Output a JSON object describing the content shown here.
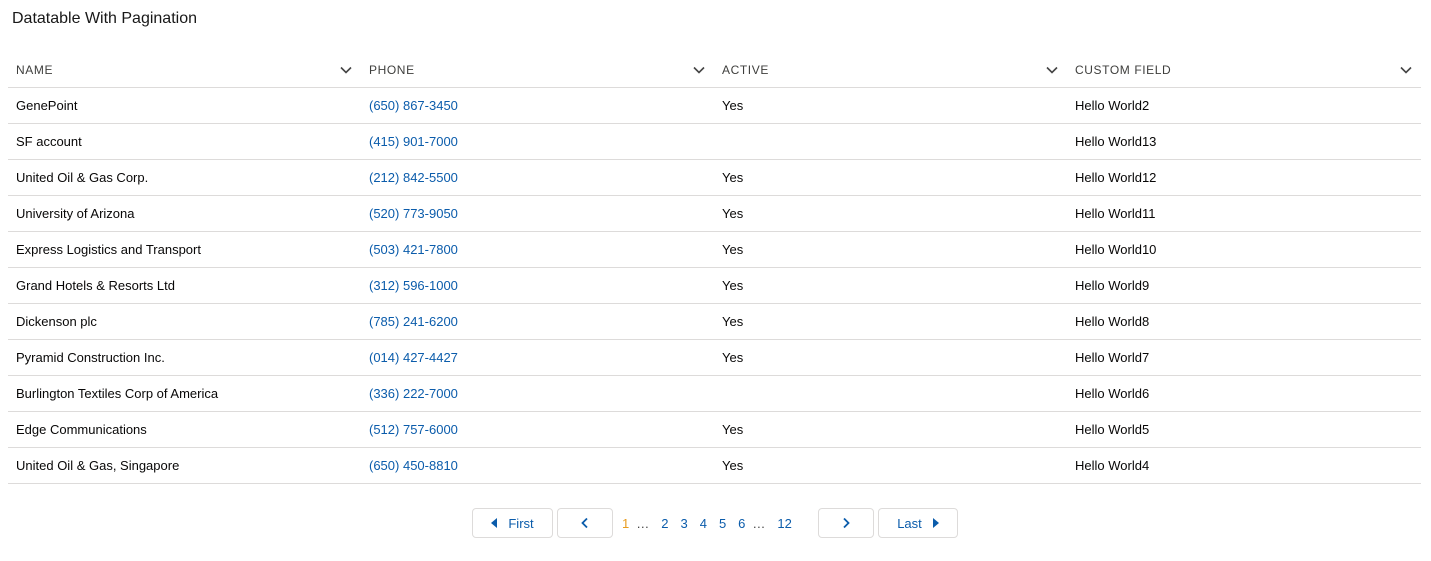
{
  "card": {
    "title": "Datatable With Pagination"
  },
  "table": {
    "columns": [
      {
        "label": "NAME"
      },
      {
        "label": "PHONE"
      },
      {
        "label": "ACTIVE"
      },
      {
        "label": "CUSTOM FIELD"
      }
    ],
    "rows": [
      {
        "name": "GenePoint",
        "phone": "(650) 867-3450",
        "active": "Yes",
        "custom": "Hello World2"
      },
      {
        "name": "SF account",
        "phone": "(415) 901-7000",
        "active": "",
        "custom": "Hello World13"
      },
      {
        "name": "United Oil & Gas Corp.",
        "phone": "(212) 842-5500",
        "active": "Yes",
        "custom": "Hello World12"
      },
      {
        "name": "University of Arizona",
        "phone": "(520) 773-9050",
        "active": "Yes",
        "custom": "Hello World11"
      },
      {
        "name": "Express Logistics and Transport",
        "phone": "(503) 421-7800",
        "active": "Yes",
        "custom": "Hello World10"
      },
      {
        "name": "Grand Hotels & Resorts Ltd",
        "phone": "(312) 596-1000",
        "active": "Yes",
        "custom": "Hello World9"
      },
      {
        "name": "Dickenson plc",
        "phone": "(785) 241-6200",
        "active": "Yes",
        "custom": "Hello World8"
      },
      {
        "name": "Pyramid Construction Inc.",
        "phone": "(014) 427-4427",
        "active": "Yes",
        "custom": "Hello World7"
      },
      {
        "name": "Burlington Textiles Corp of America",
        "phone": "(336) 222-7000",
        "active": "",
        "custom": "Hello World6"
      },
      {
        "name": "Edge Communications",
        "phone": "(512) 757-6000",
        "active": "Yes",
        "custom": "Hello World5"
      },
      {
        "name": "United Oil & Gas, Singapore",
        "phone": "(650) 450-8810",
        "active": "Yes",
        "custom": "Hello World4"
      }
    ]
  },
  "pagination": {
    "first_label": "First",
    "last_label": "Last",
    "current_page": "1",
    "pages": [
      "1",
      "…",
      "2",
      "3",
      "4",
      "5",
      "6",
      "…",
      "12"
    ],
    "icons": {
      "first": "caret-left-icon",
      "prev": "chevron-left-icon",
      "next": "chevron-right-icon",
      "last": "caret-right-icon"
    }
  },
  "colors": {
    "link": "#0b5cab",
    "current_page": "#e89c1f",
    "border": "#dddbda"
  }
}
==========
Go through the entries above and print each one exactly, minus the pictures.

Result of this task -
Output a JSON object describing the content shown here.
{
  "card": {
    "title": "Datatable With Pagination"
  },
  "table": {
    "columns": [
      {
        "label": "NAME"
      },
      {
        "label": "PHONE"
      },
      {
        "label": "ACTIVE"
      },
      {
        "label": "CUSTOM FIELD"
      }
    ],
    "rows": [
      {
        "name": "GenePoint",
        "phone": "(650) 867-3450",
        "active": "Yes",
        "custom": "Hello World2"
      },
      {
        "name": "SF account",
        "phone": "(415) 901-7000",
        "active": "",
        "custom": "Hello World13"
      },
      {
        "name": "United Oil & Gas Corp.",
        "phone": "(212) 842-5500",
        "active": "Yes",
        "custom": "Hello World12"
      },
      {
        "name": "University of Arizona",
        "phone": "(520) 773-9050",
        "active": "Yes",
        "custom": "Hello World11"
      },
      {
        "name": "Express Logistics and Transport",
        "phone": "(503) 421-7800",
        "active": "Yes",
        "custom": "Hello World10"
      },
      {
        "name": "Grand Hotels & Resorts Ltd",
        "phone": "(312) 596-1000",
        "active": "Yes",
        "custom": "Hello World9"
      },
      {
        "name": "Dickenson plc",
        "phone": "(785) 241-6200",
        "active": "Yes",
        "custom": "Hello World8"
      },
      {
        "name": "Pyramid Construction Inc.",
        "phone": "(014) 427-4427",
        "active": "Yes",
        "custom": "Hello World7"
      },
      {
        "name": "Burlington Textiles Corp of America",
        "phone": "(336) 222-7000",
        "active": "",
        "custom": "Hello World6"
      },
      {
        "name": "Edge Communications",
        "phone": "(512) 757-6000",
        "active": "Yes",
        "custom": "Hello World5"
      },
      {
        "name": "United Oil & Gas, Singapore",
        "phone": "(650) 450-8810",
        "active": "Yes",
        "custom": "Hello World4"
      }
    ]
  },
  "pagination": {
    "first_label": "First",
    "last_label": "Last",
    "current_page": "1",
    "pages": [
      "1",
      "…",
      "2",
      "3",
      "4",
      "5",
      "6",
      "…",
      "12"
    ],
    "icons": {
      "first": "caret-left-icon",
      "prev": "chevron-left-icon",
      "next": "chevron-right-icon",
      "last": "caret-right-icon"
    }
  },
  "colors": {
    "link": "#0b5cab",
    "current_page": "#e89c1f",
    "border": "#dddbda"
  }
}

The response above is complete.